**Exercise input**
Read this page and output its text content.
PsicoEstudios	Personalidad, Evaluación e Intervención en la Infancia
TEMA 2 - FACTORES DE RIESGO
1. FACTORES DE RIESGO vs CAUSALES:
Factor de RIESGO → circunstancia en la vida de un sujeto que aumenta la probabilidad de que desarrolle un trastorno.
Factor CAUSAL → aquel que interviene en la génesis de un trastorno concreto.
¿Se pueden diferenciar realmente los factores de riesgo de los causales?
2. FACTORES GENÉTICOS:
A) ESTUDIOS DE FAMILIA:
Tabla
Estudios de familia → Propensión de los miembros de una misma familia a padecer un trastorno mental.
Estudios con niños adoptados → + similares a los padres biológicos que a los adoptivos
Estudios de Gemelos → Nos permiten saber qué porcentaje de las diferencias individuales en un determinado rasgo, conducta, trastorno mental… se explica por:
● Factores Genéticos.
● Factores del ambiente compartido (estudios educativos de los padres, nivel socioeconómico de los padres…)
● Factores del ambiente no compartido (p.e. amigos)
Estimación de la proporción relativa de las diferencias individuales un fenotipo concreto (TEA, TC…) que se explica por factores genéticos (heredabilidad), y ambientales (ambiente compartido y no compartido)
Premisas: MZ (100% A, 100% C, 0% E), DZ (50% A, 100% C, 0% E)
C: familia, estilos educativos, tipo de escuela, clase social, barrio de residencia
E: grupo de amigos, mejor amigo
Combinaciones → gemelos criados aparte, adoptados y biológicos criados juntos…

==

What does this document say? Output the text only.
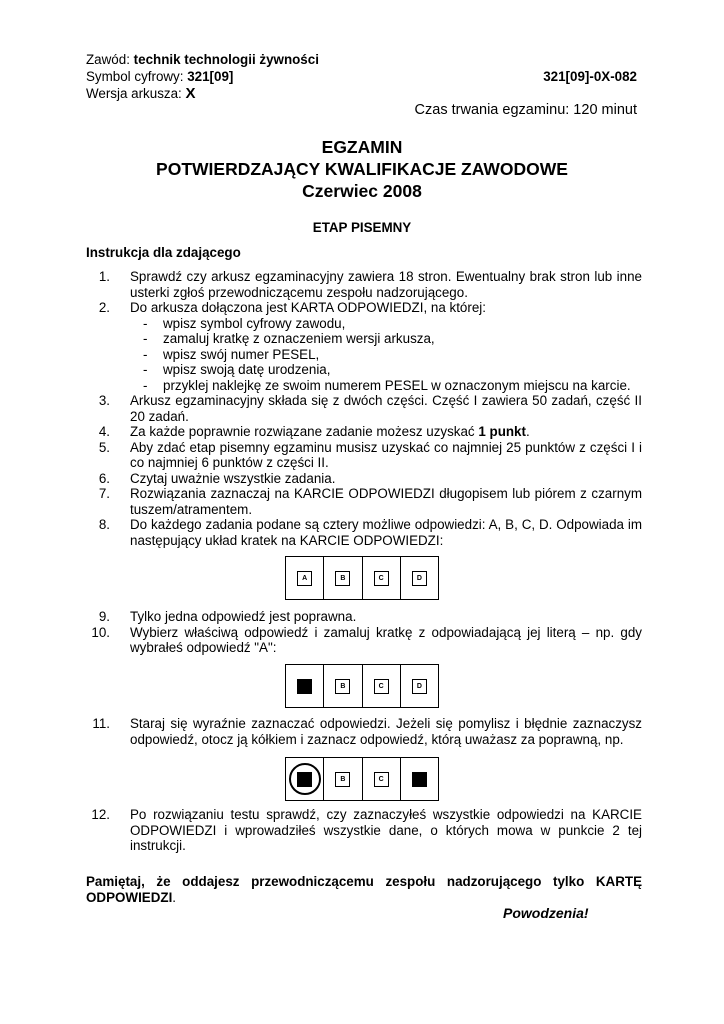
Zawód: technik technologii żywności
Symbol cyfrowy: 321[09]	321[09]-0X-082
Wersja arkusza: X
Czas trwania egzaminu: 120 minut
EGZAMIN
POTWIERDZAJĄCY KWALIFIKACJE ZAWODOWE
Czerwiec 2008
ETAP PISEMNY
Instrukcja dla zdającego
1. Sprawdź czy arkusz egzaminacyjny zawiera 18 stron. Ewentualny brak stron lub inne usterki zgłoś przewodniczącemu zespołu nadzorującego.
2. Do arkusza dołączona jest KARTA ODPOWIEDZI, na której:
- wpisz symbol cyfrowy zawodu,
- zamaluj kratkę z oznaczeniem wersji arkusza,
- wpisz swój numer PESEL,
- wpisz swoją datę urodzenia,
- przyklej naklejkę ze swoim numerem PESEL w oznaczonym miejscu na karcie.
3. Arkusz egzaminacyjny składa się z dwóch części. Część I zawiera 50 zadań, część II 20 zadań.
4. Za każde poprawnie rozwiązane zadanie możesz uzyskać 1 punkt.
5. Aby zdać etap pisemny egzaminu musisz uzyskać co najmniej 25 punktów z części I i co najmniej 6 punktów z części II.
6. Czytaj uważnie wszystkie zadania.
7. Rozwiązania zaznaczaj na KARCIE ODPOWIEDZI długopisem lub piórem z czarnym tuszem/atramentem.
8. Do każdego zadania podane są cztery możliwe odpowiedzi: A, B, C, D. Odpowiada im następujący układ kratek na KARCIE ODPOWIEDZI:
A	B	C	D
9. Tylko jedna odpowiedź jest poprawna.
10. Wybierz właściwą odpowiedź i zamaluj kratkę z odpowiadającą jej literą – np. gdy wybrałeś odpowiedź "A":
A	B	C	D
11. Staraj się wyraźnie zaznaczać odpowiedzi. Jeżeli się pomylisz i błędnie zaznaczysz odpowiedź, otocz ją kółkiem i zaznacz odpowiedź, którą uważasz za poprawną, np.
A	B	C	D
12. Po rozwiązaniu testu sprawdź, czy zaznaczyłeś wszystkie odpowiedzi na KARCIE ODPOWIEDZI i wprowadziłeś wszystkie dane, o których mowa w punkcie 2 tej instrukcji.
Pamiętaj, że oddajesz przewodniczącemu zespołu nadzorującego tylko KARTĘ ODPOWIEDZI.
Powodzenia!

**Directive**
From the entries above, copy out every line where the string "przewodniczącemu" appears.

**Result of this exercise**
1. Sprawdź czy arkusz egzaminacyjny zawiera 18 stron. Ewentualny brak stron lub inne usterki zgłoś przewodniczącemu zespołu nadzorującego.
Pamiętaj, że oddajesz przewodniczącemu zespołu nadzorującego tylko KARTĘ ODPOWIEDZI.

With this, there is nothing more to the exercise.